Data listing:

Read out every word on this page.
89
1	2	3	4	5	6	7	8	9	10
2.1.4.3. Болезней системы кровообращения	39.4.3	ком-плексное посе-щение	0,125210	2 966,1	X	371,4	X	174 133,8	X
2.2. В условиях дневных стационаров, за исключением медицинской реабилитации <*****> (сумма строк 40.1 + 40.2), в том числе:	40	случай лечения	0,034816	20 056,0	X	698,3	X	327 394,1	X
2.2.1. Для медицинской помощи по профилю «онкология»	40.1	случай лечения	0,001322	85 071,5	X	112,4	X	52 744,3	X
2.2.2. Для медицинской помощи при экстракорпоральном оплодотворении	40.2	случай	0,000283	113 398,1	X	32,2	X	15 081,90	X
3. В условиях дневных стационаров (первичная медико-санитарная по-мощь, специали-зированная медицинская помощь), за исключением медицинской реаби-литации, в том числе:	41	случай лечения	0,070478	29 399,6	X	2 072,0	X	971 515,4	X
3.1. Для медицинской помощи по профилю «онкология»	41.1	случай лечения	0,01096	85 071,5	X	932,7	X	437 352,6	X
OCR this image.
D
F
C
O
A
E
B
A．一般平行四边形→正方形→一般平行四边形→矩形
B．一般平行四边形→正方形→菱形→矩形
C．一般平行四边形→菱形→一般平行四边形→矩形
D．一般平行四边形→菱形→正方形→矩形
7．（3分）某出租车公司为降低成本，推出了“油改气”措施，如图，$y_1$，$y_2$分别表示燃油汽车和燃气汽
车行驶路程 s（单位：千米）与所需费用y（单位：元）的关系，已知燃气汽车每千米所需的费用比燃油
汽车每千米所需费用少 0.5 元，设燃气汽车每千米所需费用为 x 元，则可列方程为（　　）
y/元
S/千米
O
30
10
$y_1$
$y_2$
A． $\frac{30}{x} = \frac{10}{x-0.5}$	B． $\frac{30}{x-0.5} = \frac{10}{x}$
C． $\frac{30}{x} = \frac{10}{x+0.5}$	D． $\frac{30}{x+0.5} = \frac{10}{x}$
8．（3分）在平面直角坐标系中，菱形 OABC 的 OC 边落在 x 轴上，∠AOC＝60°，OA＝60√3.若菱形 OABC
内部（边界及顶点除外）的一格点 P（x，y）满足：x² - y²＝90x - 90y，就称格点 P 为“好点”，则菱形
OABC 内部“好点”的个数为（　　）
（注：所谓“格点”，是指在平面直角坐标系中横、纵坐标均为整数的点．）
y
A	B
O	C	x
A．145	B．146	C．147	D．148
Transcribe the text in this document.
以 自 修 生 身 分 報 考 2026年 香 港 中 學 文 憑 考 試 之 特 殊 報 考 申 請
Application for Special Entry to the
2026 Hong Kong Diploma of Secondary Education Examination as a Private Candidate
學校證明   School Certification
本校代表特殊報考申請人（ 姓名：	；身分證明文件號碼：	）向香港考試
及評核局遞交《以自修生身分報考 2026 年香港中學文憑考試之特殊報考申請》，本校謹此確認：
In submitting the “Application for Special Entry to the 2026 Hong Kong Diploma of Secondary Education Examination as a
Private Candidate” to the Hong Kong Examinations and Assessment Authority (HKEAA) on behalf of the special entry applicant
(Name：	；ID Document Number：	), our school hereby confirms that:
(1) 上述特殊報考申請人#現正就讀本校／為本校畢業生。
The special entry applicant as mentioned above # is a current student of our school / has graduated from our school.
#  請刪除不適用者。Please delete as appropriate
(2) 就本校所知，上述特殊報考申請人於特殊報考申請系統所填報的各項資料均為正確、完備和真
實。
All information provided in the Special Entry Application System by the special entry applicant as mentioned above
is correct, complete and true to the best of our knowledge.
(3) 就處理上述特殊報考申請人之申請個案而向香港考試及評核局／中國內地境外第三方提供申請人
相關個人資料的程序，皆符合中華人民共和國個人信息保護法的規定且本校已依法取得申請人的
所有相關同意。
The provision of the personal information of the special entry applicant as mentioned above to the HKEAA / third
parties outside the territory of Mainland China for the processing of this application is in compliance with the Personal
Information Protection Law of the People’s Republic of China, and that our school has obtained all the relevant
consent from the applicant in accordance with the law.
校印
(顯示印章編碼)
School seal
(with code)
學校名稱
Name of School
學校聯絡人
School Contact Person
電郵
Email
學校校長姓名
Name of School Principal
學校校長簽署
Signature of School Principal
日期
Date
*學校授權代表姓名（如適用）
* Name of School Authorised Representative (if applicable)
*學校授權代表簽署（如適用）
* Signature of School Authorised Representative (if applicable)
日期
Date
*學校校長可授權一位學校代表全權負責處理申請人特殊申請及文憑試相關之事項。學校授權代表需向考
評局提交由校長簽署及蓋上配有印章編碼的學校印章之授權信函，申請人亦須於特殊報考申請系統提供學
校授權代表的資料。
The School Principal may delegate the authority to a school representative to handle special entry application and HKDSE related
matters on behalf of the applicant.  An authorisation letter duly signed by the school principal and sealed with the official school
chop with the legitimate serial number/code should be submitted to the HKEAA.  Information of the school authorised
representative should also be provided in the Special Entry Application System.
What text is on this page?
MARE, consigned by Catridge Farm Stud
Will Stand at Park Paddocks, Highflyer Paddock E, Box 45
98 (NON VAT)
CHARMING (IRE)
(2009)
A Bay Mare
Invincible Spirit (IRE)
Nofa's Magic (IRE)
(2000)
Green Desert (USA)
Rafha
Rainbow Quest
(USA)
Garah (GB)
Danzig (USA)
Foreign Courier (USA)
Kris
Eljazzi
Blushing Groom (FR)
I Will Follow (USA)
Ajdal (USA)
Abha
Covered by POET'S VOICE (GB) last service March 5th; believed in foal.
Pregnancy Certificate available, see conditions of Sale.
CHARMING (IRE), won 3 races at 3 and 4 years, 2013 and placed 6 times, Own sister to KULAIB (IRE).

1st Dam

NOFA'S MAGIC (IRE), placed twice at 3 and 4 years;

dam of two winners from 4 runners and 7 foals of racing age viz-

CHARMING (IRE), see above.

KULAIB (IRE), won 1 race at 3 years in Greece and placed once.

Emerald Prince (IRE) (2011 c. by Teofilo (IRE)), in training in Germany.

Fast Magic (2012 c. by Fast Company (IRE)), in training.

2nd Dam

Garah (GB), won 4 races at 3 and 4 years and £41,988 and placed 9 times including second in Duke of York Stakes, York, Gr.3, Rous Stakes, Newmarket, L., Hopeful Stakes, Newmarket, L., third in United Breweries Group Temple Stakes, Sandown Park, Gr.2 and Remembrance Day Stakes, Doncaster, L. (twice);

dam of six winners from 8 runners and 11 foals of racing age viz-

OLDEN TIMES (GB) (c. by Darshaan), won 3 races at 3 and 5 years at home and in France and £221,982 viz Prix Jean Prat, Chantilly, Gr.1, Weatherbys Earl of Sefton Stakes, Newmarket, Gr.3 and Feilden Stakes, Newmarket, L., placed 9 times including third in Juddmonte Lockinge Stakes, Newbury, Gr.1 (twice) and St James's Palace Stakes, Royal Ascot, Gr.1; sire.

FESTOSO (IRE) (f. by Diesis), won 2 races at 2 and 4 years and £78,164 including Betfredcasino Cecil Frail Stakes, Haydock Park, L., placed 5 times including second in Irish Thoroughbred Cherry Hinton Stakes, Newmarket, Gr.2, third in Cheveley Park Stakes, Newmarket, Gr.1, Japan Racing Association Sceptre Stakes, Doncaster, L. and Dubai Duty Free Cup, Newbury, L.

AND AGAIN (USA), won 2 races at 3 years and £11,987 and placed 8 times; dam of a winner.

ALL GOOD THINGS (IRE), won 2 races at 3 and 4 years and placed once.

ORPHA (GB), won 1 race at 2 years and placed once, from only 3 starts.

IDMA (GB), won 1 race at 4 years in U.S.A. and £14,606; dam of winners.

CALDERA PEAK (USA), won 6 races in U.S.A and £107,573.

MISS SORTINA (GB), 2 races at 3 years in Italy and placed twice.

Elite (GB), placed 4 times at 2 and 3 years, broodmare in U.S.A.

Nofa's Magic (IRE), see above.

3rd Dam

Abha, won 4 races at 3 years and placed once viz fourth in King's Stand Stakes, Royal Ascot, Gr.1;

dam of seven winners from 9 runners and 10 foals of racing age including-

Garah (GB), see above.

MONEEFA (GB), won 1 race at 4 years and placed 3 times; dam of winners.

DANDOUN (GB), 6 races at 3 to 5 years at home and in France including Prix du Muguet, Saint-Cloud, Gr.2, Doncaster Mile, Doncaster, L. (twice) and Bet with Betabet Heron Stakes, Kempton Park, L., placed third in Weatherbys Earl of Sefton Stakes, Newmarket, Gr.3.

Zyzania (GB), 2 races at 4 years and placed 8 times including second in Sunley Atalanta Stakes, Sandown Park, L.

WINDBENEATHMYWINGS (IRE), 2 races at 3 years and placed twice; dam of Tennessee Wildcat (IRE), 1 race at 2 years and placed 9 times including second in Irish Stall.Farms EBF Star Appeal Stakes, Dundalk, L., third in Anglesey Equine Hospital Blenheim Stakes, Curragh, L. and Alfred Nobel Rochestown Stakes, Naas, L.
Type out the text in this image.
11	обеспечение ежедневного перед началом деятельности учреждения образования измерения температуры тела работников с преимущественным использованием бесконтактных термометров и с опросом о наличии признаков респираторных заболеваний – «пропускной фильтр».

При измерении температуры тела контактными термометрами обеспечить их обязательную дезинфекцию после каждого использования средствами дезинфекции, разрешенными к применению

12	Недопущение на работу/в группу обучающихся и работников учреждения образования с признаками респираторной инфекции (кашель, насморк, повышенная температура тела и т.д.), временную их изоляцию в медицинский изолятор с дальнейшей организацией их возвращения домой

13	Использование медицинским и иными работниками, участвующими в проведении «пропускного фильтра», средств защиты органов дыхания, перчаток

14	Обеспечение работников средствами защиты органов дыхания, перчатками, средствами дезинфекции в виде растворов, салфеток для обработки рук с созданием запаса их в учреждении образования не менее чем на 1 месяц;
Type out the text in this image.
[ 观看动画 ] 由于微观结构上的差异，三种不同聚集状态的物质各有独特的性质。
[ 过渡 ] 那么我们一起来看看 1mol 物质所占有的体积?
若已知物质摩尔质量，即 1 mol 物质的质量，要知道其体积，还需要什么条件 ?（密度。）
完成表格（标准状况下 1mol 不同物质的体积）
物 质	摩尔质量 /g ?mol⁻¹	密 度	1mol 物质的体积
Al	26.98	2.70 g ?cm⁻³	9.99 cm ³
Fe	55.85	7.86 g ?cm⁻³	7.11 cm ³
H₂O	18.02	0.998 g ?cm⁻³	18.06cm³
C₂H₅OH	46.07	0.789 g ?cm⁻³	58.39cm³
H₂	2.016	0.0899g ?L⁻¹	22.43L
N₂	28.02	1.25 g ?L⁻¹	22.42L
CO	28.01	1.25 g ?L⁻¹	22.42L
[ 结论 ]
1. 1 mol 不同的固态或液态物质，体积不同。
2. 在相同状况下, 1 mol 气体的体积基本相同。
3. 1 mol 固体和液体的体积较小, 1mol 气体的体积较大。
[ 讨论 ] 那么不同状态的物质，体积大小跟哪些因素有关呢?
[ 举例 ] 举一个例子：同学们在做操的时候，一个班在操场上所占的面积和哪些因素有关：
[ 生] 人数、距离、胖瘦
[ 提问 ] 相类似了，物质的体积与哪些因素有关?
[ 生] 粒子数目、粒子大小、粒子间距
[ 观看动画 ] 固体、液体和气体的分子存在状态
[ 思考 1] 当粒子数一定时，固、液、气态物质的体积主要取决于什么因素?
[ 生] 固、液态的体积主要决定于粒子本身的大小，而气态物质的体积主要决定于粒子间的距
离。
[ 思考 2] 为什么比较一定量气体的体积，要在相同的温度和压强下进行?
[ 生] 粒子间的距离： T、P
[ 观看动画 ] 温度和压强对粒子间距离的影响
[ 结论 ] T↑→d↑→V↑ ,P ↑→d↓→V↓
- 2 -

Given problem
Copy each line from the records above that includes the string "provided".

Exercise output
All information provided in the Special Entry Application System by the special entry applicant as mentioned above
representative should also be provided in the Special Entry Application System.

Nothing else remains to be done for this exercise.